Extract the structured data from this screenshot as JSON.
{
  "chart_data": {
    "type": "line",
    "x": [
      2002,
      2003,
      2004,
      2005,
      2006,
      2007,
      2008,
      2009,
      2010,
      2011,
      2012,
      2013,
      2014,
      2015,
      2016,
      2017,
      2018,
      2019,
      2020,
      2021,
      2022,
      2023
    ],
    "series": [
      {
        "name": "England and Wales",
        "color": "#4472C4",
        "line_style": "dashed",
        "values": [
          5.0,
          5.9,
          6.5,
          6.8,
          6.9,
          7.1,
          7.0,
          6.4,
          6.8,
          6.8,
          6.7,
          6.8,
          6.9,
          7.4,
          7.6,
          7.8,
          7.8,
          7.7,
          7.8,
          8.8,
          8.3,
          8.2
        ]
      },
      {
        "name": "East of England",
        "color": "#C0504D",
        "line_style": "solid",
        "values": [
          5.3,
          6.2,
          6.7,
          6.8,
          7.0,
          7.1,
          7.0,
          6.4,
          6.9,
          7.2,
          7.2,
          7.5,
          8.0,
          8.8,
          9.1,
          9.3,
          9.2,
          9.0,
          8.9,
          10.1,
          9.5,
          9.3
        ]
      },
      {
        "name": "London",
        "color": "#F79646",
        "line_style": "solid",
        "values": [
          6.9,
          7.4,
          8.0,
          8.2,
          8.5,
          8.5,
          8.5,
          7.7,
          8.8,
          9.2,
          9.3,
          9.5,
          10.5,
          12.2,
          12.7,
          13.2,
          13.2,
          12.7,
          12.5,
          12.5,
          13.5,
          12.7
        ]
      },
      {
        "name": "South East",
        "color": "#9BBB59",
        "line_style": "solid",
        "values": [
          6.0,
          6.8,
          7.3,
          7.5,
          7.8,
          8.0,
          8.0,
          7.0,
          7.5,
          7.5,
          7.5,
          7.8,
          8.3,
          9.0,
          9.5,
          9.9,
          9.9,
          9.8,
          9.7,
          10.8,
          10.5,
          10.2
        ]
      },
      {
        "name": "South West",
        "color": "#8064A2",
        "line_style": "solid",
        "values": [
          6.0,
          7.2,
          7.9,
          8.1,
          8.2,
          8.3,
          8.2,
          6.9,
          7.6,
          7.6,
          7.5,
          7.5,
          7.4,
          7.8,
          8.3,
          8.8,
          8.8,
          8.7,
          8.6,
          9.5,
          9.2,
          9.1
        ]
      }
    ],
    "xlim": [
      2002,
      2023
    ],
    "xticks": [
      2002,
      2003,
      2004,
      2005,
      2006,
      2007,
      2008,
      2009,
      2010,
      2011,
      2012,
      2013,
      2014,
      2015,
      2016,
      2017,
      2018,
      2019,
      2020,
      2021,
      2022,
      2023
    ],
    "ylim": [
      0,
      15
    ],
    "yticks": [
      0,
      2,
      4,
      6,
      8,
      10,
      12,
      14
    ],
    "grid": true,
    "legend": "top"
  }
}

###

▸ **Exercise aim**
Restate each of the entries above verbatim.

▸ **Problem solution**
Extract the structured data from this screenshot as JSON.
{
  "chart_data": {
    "type": "line",
    "x": [
      2002,
      2003,
      2004,
      2005,
      2006,
      2007,
      2008,
      2009,
      2010,
      2011,
      2012,
      2013,
      2014,
      2015,
      2016,
      2017,
      2018,
      2019,
      2020,
      2021,
      2022,
      2023
    ],
    "series": [
      {
        "name": "England and Wales",
        "color": "#4472C4",
        "line_style": "dashed",
        "values": [
          5.0,
          5.9,
          6.5,
          6.8,
          6.9,
          7.1,
          7.0,
          6.4,
          6.8,
          6.8,
          6.7,
          6.8,
          6.9,
          7.4,
          7.6,
          7.8,
          7.8,
          7.7,
          7.8,
          8.8,
          8.3,
          8.2
        ]
      },
      {
        "name": "East of England",
        "color": "#C0504D",
        "line_style": "solid",
        "values": [
          5.3,
          6.2,
          6.7,
          6.8,
          7.0,
          7.1,
          7.0,
          6.4,
          6.9,
          7.2,
          7.2,
          7.5,
          8.0,
          8.8,
          9.1,
          9.3,
          9.2,
          9.0,
          8.9,
          10.1,
          9.5,
          9.3
        ]
      },
      {
        "name": "London",
        "color": "#F79646",
        "line_style": "solid",
        "values": [
          6.9,
          7.4,
          8.0,
          8.2,
          8.5,
          8.5,
          8.5,
          7.7,
          8.8,
          9.2,
          9.3,
          9.5,
          10.5,
          12.2,
          12.7,
          13.2,
          13.2,
          12.7,
          12.5,
          12.5,
          13.5,
          12.7
        ]
      },
      {
        "name": "South East",
        "color": "#9BBB59",
        "line_style": "solid",
        "values": [
          6.0,
          6.8,
          7.3,
          7.5,
          7.8,
          8.0,
          8.0,
          7.0,
          7.5,
          7.5,
          7.5,
          7.8,
          8.3,
          9.0,
          9.5,
          9.9,
          9.9,
          9.8,
          9.7,
          10.8,
          10.5,
          10.2
        ]
      },
      {
        "name": "South West",
        "color": "#8064A2",
        "line_style": "solid",
        "values": [
          6.0,
          7.2,
          7.9,
          8.1,
          8.2,
          8.3,
          8.2,
          6.9,
          7.6,
          7.6,
          7.5,
          7.5,
          7.4,
          7.8,
          8.3,
          8.8,
          8.8,
          8.7,
          8.6,
          9.5,
          9.2,
          9.1
        ]
      }
    ],
    "xlim": [
      2002,
      2023
    ],
    "xticks": [
      2002,
      2003,
      2004,
      2005,
      2006,
      2007,
      2008,
      2009,
      2010,
      2011,
      2012,
      2013,
      2014,
      2015,
      2016,
      2017,
      2018,
      2019,
      2020,
      2021,
      2022,
      2023
    ],
    "ylim": [
      0,
      15
    ],
    "yticks": [
      0,
      2,
      4,
      6,
      8,
      10,
      12,
      14
    ],
    "grid": true,
    "legend": "top"
  }
}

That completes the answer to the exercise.